- EXERCISE INSTRUCTIONS -
Scan the lines below for the word "name". Copy each line you find it in.
# START OF EXCERPTED RECORDS
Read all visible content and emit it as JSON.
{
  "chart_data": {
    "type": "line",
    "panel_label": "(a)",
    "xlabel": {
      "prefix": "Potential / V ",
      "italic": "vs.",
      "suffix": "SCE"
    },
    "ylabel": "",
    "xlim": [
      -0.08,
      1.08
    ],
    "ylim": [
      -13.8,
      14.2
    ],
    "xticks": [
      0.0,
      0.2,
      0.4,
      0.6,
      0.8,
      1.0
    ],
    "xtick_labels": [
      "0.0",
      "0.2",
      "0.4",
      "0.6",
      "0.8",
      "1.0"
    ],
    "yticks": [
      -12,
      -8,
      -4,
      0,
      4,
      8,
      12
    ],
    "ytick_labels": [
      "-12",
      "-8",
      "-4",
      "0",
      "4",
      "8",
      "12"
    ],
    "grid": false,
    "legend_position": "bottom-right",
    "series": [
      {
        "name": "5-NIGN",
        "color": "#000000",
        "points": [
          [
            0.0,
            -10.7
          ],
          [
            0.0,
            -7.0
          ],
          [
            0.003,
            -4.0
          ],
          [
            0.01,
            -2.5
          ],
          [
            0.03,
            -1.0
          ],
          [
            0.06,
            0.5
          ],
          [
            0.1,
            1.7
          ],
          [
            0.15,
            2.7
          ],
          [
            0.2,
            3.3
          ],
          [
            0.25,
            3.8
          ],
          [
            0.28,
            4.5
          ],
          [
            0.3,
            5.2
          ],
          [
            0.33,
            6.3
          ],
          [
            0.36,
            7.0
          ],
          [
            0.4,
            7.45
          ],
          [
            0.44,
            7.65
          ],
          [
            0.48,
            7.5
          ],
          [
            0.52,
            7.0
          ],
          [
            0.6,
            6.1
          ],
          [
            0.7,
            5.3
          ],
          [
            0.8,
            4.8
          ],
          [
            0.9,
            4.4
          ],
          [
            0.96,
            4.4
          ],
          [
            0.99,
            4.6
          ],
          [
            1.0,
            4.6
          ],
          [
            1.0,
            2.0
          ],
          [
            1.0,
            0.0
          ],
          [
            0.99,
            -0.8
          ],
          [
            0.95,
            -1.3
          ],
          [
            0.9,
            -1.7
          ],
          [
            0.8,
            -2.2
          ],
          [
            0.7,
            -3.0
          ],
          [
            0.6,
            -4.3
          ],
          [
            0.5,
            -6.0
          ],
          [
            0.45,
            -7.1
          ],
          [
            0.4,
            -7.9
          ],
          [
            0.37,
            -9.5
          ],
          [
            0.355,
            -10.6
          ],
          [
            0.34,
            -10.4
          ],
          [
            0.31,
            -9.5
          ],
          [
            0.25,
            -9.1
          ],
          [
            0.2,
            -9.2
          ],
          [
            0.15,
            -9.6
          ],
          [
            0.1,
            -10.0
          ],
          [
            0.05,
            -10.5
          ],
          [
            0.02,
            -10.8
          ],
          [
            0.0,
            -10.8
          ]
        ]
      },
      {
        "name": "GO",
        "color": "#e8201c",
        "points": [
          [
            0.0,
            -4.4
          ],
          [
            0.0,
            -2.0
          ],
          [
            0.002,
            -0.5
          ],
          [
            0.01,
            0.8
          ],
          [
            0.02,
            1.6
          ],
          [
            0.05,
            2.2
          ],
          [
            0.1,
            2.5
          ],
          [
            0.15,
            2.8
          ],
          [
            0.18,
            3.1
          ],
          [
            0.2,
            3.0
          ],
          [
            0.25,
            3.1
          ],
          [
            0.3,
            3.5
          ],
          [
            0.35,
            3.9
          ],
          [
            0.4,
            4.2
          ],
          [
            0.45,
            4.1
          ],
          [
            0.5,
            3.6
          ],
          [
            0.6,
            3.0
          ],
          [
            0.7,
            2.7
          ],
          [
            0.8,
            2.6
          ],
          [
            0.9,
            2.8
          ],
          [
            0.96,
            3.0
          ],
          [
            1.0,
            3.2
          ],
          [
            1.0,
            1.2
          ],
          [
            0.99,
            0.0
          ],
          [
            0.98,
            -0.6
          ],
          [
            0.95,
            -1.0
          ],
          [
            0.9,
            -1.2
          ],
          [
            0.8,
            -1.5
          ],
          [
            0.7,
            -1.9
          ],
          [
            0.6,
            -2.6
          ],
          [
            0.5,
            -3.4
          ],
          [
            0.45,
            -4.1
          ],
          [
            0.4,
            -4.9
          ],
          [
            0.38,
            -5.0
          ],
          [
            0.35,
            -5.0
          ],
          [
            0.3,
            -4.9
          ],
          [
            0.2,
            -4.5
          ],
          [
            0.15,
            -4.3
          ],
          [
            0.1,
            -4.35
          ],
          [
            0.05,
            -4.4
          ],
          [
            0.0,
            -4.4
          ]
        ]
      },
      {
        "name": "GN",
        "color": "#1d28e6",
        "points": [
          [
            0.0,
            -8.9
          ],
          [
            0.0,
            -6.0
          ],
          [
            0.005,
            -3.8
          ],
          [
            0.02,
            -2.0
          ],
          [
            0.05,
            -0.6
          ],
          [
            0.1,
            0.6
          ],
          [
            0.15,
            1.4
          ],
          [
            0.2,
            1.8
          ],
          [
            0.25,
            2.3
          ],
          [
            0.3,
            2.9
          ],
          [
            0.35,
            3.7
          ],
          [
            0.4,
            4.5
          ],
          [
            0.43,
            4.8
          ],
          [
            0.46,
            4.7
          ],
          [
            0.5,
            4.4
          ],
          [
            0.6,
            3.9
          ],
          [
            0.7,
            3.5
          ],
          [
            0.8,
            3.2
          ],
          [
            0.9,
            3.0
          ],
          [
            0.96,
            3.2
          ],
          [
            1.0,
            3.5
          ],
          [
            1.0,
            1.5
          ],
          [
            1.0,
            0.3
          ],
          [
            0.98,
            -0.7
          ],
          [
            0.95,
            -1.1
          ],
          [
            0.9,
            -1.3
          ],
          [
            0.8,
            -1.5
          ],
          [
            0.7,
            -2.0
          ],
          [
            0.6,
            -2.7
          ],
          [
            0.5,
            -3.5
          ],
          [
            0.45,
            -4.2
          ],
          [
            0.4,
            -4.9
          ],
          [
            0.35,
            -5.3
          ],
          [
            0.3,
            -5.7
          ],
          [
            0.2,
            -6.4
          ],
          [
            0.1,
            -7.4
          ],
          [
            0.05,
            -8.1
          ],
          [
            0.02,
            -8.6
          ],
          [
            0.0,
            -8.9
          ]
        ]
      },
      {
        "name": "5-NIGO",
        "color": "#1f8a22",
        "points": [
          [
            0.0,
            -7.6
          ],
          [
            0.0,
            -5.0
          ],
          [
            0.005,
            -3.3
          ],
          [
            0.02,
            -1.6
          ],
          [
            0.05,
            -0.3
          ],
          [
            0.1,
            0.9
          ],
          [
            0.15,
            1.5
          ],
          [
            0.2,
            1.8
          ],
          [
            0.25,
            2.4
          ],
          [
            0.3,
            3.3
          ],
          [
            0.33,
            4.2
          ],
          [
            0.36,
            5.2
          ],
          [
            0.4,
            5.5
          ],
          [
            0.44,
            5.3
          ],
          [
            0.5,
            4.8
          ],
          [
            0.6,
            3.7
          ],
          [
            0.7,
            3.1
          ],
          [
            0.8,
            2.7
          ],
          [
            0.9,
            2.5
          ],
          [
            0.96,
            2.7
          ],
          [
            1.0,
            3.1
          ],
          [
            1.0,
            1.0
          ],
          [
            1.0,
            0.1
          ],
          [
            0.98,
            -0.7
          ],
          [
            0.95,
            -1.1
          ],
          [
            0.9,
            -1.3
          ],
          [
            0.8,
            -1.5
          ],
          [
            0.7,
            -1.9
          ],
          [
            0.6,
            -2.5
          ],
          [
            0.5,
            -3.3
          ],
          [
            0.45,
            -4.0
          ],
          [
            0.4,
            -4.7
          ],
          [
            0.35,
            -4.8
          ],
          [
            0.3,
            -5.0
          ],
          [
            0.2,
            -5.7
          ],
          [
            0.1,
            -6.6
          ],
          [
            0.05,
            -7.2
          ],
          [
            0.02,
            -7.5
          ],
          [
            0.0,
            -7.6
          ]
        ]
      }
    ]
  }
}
# END OF EXCERPTED RECORDS
- REPLY -
        "name": "5-NIGN",
        "name": "GO",
        "name": "GN",
        "name": "5-NIGO",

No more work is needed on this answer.